▸ Given instruction
Reproduce all lines of the listing below in which the word "value" occurs.

▸ Data supplied
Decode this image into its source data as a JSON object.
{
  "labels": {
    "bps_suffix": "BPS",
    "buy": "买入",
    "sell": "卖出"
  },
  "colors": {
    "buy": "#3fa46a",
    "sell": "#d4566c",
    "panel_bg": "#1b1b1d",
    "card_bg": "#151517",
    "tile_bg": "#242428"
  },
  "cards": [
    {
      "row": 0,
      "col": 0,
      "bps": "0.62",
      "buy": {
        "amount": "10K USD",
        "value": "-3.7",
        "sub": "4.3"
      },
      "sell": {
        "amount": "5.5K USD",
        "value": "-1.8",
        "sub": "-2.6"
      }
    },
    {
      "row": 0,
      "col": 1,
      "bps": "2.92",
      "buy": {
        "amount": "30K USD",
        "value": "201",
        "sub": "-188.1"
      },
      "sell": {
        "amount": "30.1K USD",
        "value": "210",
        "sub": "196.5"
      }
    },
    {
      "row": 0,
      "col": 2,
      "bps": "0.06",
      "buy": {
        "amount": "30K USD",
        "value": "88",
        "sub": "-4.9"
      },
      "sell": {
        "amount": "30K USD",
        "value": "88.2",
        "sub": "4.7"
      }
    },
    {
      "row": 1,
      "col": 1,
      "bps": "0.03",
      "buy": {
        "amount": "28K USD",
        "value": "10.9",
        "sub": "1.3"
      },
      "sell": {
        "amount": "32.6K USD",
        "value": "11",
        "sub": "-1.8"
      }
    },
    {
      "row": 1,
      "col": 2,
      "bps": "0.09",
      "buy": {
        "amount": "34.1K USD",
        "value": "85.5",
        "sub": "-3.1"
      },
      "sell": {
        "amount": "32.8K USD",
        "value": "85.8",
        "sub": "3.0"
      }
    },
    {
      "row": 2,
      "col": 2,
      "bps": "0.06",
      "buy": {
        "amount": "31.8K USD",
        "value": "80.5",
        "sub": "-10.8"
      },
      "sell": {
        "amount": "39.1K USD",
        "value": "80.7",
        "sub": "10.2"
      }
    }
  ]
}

▸ Response to this task
        "value": "-3.7",
        "value": "-1.8",
        "value": "201",
        "value": "210",
        "value": "88",
        "value": "88.2",
        "value": "10.9",
        "value": "11",
        "value": "85.5",
        "value": "85.8",
        "value": "80.5",
        "value": "80.7",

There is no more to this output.